TASK GOAL:
In the listing below, how many lines contain the word "xlabel"? Please respond with the number only.

RECORD EXCERPTS:
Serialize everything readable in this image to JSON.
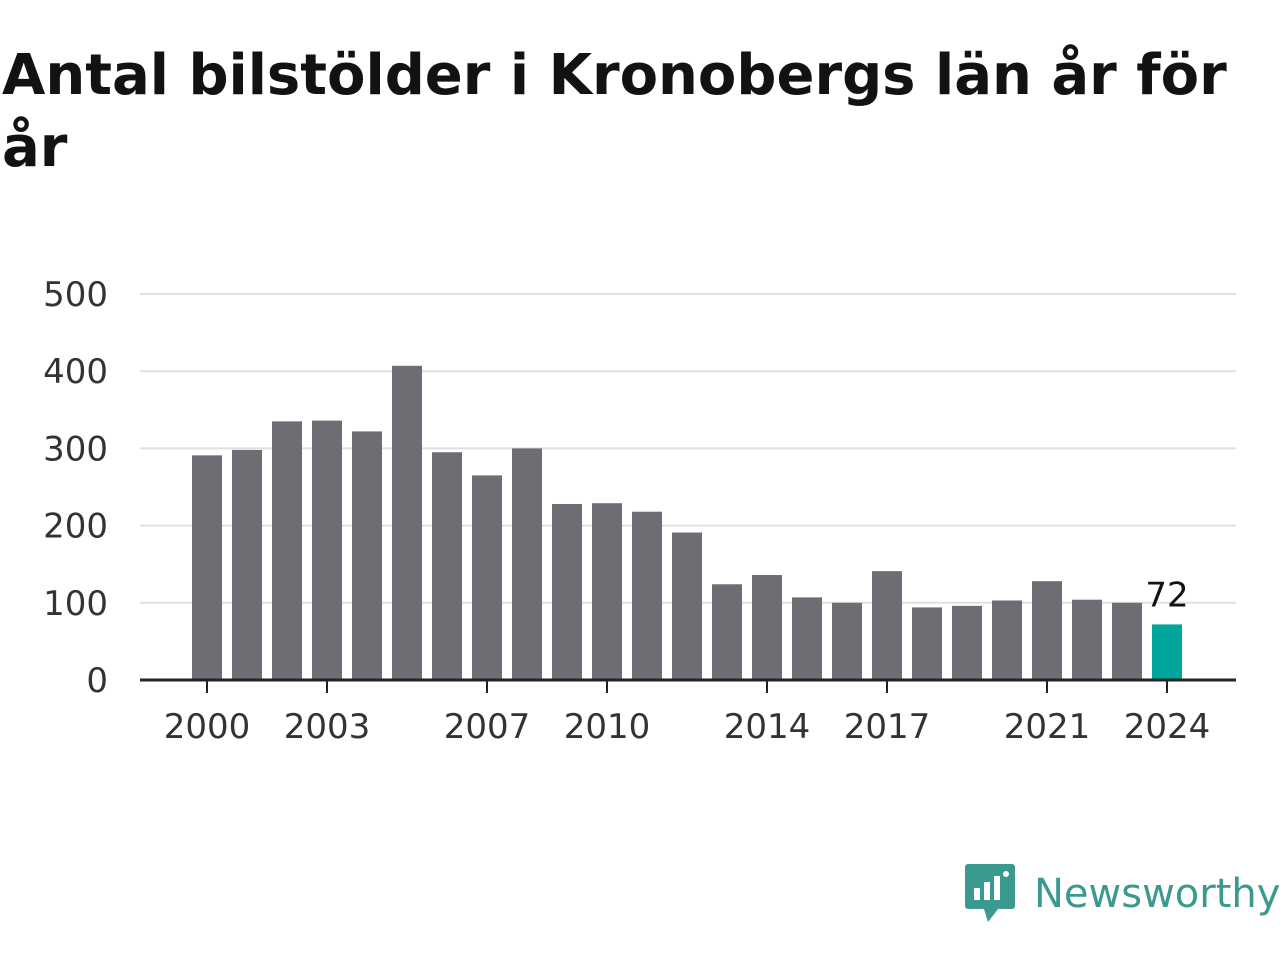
{
  "title": "Antal bilstölder i Kronobergs län år för år",
  "brand": {
    "name": "Newsworthy",
    "color": "#3a9a8f"
  },
  "colors": {
    "bar": "#6d6d73",
    "highlight": "#00a69b",
    "grid": "#e0e0e0",
    "axis": "#222222"
  },
  "chart_data": {
    "type": "bar",
    "title": "Antal bilstölder i Kronobergs län år för år",
    "xlabel": "",
    "ylabel": "",
    "ylim": [
      0,
      500
    ],
    "yticks": [
      0,
      100,
      200,
      300,
      400,
      500
    ],
    "xtick_labels": [
      "2000",
      "2003",
      "2007",
      "2010",
      "2014",
      "2017",
      "2021",
      "2024"
    ],
    "categories": [
      "2000",
      "2001",
      "2002",
      "2003",
      "2004",
      "2005",
      "2006",
      "2007",
      "2008",
      "2009",
      "2010",
      "2011",
      "2012",
      "2013",
      "2014",
      "2015",
      "2016",
      "2017",
      "2018",
      "2019",
      "2020",
      "2021",
      "2022",
      "2023",
      "2024"
    ],
    "values": [
      291,
      298,
      335,
      336,
      322,
      407,
      295,
      265,
      300,
      228,
      229,
      218,
      191,
      124,
      136,
      107,
      100,
      141,
      94,
      96,
      103,
      128,
      104,
      100,
      72
    ],
    "highlight_index": 24,
    "value_labels": [
      {
        "category": "2024",
        "text": "72"
      }
    ],
    "grid": true,
    "legend": "none"
  }
}
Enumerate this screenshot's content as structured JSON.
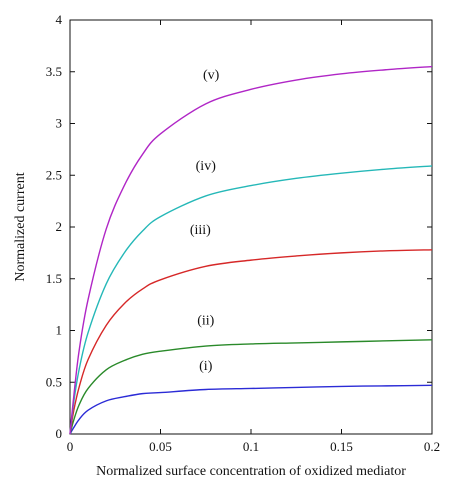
{
  "chart_data": {
    "type": "line",
    "title": "",
    "xlabel": "Normalized surface concentration of oxidized mediator",
    "ylabel": "Normalized current",
    "xlim": [
      0,
      0.2
    ],
    "ylim": [
      0,
      4
    ],
    "xticks": [
      0,
      0.05,
      0.1,
      0.15,
      0.2
    ],
    "xtick_labels": [
      "0",
      "0.05",
      "0.1",
      "0.15",
      "0.2"
    ],
    "yticks": [
      0,
      0.5,
      1,
      1.5,
      2,
      2.5,
      3,
      3.5,
      4
    ],
    "ytick_labels": [
      "0",
      "0.5",
      "1",
      "1.5",
      "2",
      "2.5",
      "3",
      "3.5",
      "4"
    ],
    "grid": false,
    "legend": "none",
    "x": [
      0,
      0.002,
      0.005,
      0.01,
      0.02,
      0.03,
      0.04,
      0.05,
      0.075,
      0.1,
      0.125,
      0.15,
      0.175,
      0.2
    ],
    "series": [
      {
        "name": "(i)",
        "label_at": [
          0.075,
          0.62
        ],
        "color": "#2b2bd6",
        "values": [
          0,
          0.06,
          0.14,
          0.23,
          0.32,
          0.36,
          0.39,
          0.4,
          0.43,
          0.44,
          0.45,
          0.46,
          0.465,
          0.47
        ]
      },
      {
        "name": "(ii)",
        "label_at": [
          0.075,
          1.06
        ],
        "color": "#2a8a2a",
        "values": [
          0,
          0.13,
          0.28,
          0.44,
          0.62,
          0.71,
          0.77,
          0.8,
          0.85,
          0.87,
          0.88,
          0.89,
          0.9,
          0.91
        ]
      },
      {
        "name": "(iii)",
        "label_at": [
          0.072,
          1.93
        ],
        "color": "#d62828",
        "values": [
          0,
          0.22,
          0.45,
          0.72,
          1.05,
          1.26,
          1.4,
          1.49,
          1.62,
          1.68,
          1.72,
          1.75,
          1.77,
          1.78
        ]
      },
      {
        "name": "(iv)",
        "label_at": [
          0.075,
          2.55
        ],
        "color": "#25b8b8",
        "values": [
          0,
          0.3,
          0.62,
          0.98,
          1.45,
          1.75,
          1.96,
          2.1,
          2.3,
          2.4,
          2.47,
          2.52,
          2.56,
          2.59
        ]
      },
      {
        "name": "(v)",
        "label_at": [
          0.078,
          3.43
        ],
        "color": "#b026c6",
        "values": [
          0,
          0.35,
          0.8,
          1.3,
          1.98,
          2.4,
          2.7,
          2.9,
          3.19,
          3.33,
          3.42,
          3.48,
          3.52,
          3.55
        ]
      }
    ]
  }
}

RESULT OF THE TASK:
2